■ Problem requirements
Locate all lines with the word "target" and copy them out.
= = =
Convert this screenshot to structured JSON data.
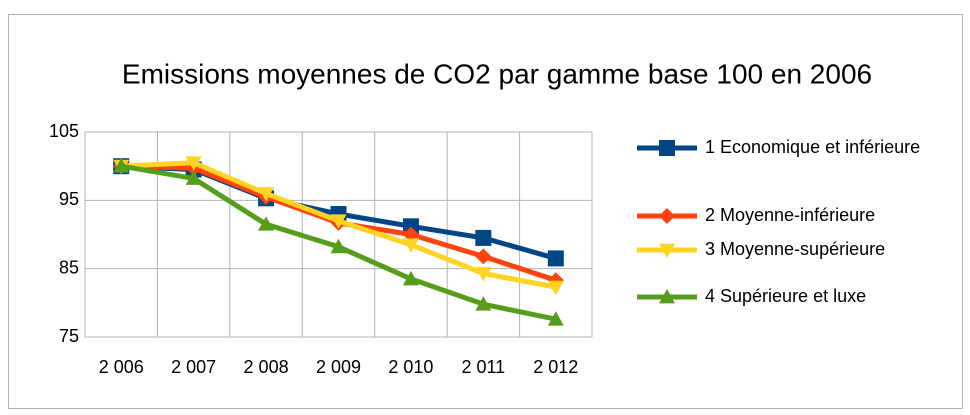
{
  "chart_data": {
    "type": "line",
    "title": "Emissions moyennes de CO2 par gamme base 100 en 2006",
    "categories": [
      "2 006",
      "2 007",
      "2 008",
      "2 009",
      "2 010",
      "2 011",
      "2 012"
    ],
    "series": [
      {
        "name": "1 Economique et inférieure",
        "color": "#004586",
        "marker": "square",
        "values": [
          100,
          99.5,
          95.3,
          93,
          91.2,
          89.5,
          86.5
        ]
      },
      {
        "name": "2 Moyenne-inférieure",
        "color": "#ff420e",
        "marker": "diamond",
        "values": [
          100,
          99.7,
          95.5,
          91.7,
          90,
          86.8,
          83.3
        ]
      },
      {
        "name": "3 Moyenne-supérieure",
        "color": "#ffd320",
        "marker": "triangle-down",
        "values": [
          100,
          100.5,
          96,
          92,
          88.5,
          84.3,
          82.3
        ]
      },
      {
        "name": "4 Supérieure et luxe",
        "color": "#579d1c",
        "marker": "triangle-up",
        "values": [
          100,
          98.2,
          91.5,
          88.2,
          83.5,
          79.8,
          77.6
        ]
      }
    ],
    "ylim": [
      75,
      105
    ],
    "yticks": [
      75,
      85,
      95,
      105
    ],
    "grid": true,
    "legend": "right"
  }
}
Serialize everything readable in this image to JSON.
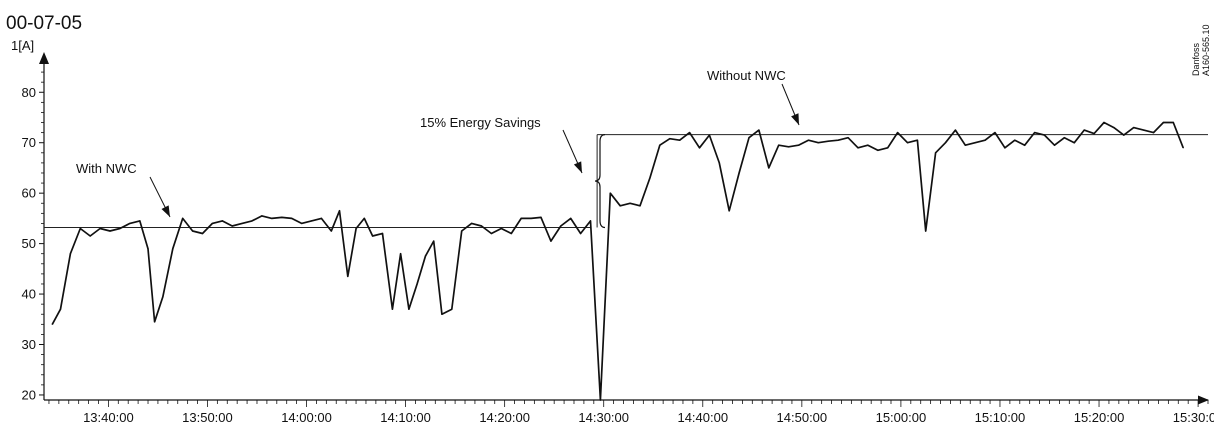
{
  "header": {
    "date": "00-07-05"
  },
  "credit": {
    "line1": "Danfoss",
    "line2": "A160-565.10"
  },
  "chart_data": {
    "type": "line",
    "ylabel": "1[A]",
    "ylim": [
      19,
      86
    ],
    "yticks": [
      20,
      30,
      40,
      50,
      60,
      70,
      80
    ],
    "xlim": [
      "13:33:30",
      "15:31:00"
    ],
    "xticks": [
      "13:40:00",
      "13:50:00",
      "14:00:00",
      "14:10:00",
      "14:20:00",
      "14:30:00",
      "14:40:00",
      "14:50:00",
      "15:00:00",
      "15:10:00",
      "15:20:00",
      "15:30:00"
    ],
    "grid": false,
    "series": [
      {
        "values": [
          [
            "13:34:20",
            34
          ],
          [
            "13:35:10",
            37
          ],
          [
            "13:36:10",
            48
          ],
          [
            "13:37:10",
            53
          ],
          [
            "13:38:10",
            51.5
          ],
          [
            "13:39:10",
            53
          ],
          [
            "13:40:10",
            52.5
          ],
          [
            "13:41:10",
            53
          ],
          [
            "13:42:10",
            54
          ],
          [
            "13:43:10",
            54.5
          ],
          [
            "13:44:00",
            49
          ],
          [
            "13:44:40",
            34.5
          ],
          [
            "13:45:30",
            39.5
          ],
          [
            "13:46:30",
            49
          ],
          [
            "13:47:30",
            55
          ],
          [
            "13:48:30",
            52.5
          ],
          [
            "13:49:30",
            52
          ],
          [
            "13:50:30",
            54
          ],
          [
            "13:51:30",
            54.5
          ],
          [
            "13:52:30",
            53.5
          ],
          [
            "13:53:30",
            54
          ],
          [
            "13:54:30",
            54.5
          ],
          [
            "13:55:30",
            55.5
          ],
          [
            "13:56:30",
            55
          ],
          [
            "13:57:30",
            55.2
          ],
          [
            "13:58:30",
            55
          ],
          [
            "13:59:30",
            54
          ],
          [
            "14:00:30",
            54.5
          ],
          [
            "14:01:30",
            55
          ],
          [
            "14:02:30",
            52.5
          ],
          [
            "14:03:20",
            56.5
          ],
          [
            "14:04:10",
            43.5
          ],
          [
            "14:05:00",
            53
          ],
          [
            "14:05:50",
            55
          ],
          [
            "14:06:40",
            51.5
          ],
          [
            "14:07:40",
            52
          ],
          [
            "14:08:40",
            37
          ],
          [
            "14:09:30",
            48
          ],
          [
            "14:10:20",
            37
          ],
          [
            "14:11:10",
            42
          ],
          [
            "14:12:00",
            47.5
          ],
          [
            "14:12:50",
            50.5
          ],
          [
            "14:13:40",
            36
          ],
          [
            "14:14:40",
            37
          ],
          [
            "14:15:40",
            52.5
          ],
          [
            "14:16:40",
            54
          ],
          [
            "14:17:40",
            53.5
          ],
          [
            "14:18:40",
            52
          ],
          [
            "14:19:40",
            53
          ],
          [
            "14:20:40",
            52
          ],
          [
            "14:21:40",
            55
          ],
          [
            "14:22:40",
            55
          ],
          [
            "14:23:40",
            55.2
          ],
          [
            "14:24:40",
            50.5
          ],
          [
            "14:25:40",
            53.5
          ],
          [
            "14:26:40",
            55
          ],
          [
            "14:27:40",
            52
          ],
          [
            "14:28:40",
            54.5
          ],
          [
            "14:29:40",
            19
          ],
          [
            "14:30:40",
            60
          ],
          [
            "14:31:40",
            57.5
          ],
          [
            "14:32:40",
            58
          ],
          [
            "14:33:40",
            57.5
          ],
          [
            "14:34:40",
            63
          ],
          [
            "14:35:40",
            69.5
          ],
          [
            "14:36:40",
            70.8
          ],
          [
            "14:37:40",
            70.5
          ],
          [
            "14:38:40",
            72
          ],
          [
            "14:39:40",
            69
          ],
          [
            "14:40:40",
            71.5
          ],
          [
            "14:41:40",
            66
          ],
          [
            "14:42:40",
            56.5
          ],
          [
            "14:43:40",
            64
          ],
          [
            "14:44:40",
            71
          ],
          [
            "14:45:40",
            72.5
          ],
          [
            "14:46:40",
            65
          ],
          [
            "14:47:40",
            69.5
          ],
          [
            "14:48:40",
            69.2
          ],
          [
            "14:49:40",
            69.5
          ],
          [
            "14:50:40",
            70.5
          ],
          [
            "14:51:40",
            70
          ],
          [
            "14:52:40",
            70.3
          ],
          [
            "14:53:40",
            70.5
          ],
          [
            "14:54:40",
            71
          ],
          [
            "14:55:40",
            69
          ],
          [
            "14:56:40",
            69.5
          ],
          [
            "14:57:40",
            68.5
          ],
          [
            "14:58:40",
            69
          ],
          [
            "14:59:40",
            72
          ],
          [
            "15:00:40",
            70
          ],
          [
            "15:01:40",
            70.5
          ],
          [
            "15:02:30",
            52.5
          ],
          [
            "15:03:30",
            68
          ],
          [
            "15:04:30",
            70
          ],
          [
            "15:05:30",
            72.5
          ],
          [
            "15:06:30",
            69.5
          ],
          [
            "15:07:30",
            70
          ],
          [
            "15:08:30",
            70.5
          ],
          [
            "15:09:30",
            72
          ],
          [
            "15:10:30",
            69
          ],
          [
            "15:11:30",
            70.5
          ],
          [
            "15:12:30",
            69.5
          ],
          [
            "15:13:30",
            72
          ],
          [
            "15:14:30",
            71.5
          ],
          [
            "15:15:30",
            69.5
          ],
          [
            "15:16:30",
            71
          ],
          [
            "15:17:30",
            70
          ],
          [
            "15:18:30",
            72.5
          ],
          [
            "15:19:30",
            71.8
          ],
          [
            "15:20:30",
            74
          ],
          [
            "15:21:30",
            73
          ],
          [
            "15:22:30",
            71.5
          ],
          [
            "15:23:30",
            73
          ],
          [
            "15:24:30",
            72.5
          ],
          [
            "15:25:30",
            72
          ],
          [
            "15:26:30",
            74
          ],
          [
            "15:27:30",
            74
          ],
          [
            "15:28:30",
            69
          ]
        ]
      }
    ],
    "reference_lines": [
      {
        "y": 53.2,
        "from": "13:33:30",
        "to": "14:28:40"
      },
      {
        "y": 71.6,
        "from": "14:29:20",
        "to": "15:31:00"
      }
    ],
    "annotations": [
      {
        "text": "With NWC",
        "target": "with_nwc_line"
      },
      {
        "text": "Without NWC",
        "target": "without_nwc_line"
      },
      {
        "text": "15% Energy Savings",
        "target": "savings_brace"
      }
    ]
  }
}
= = =
■ Solution for this problem
        "target": "with_nwc_line"
        "target": "without_nwc_line"
        "target": "savings_brace"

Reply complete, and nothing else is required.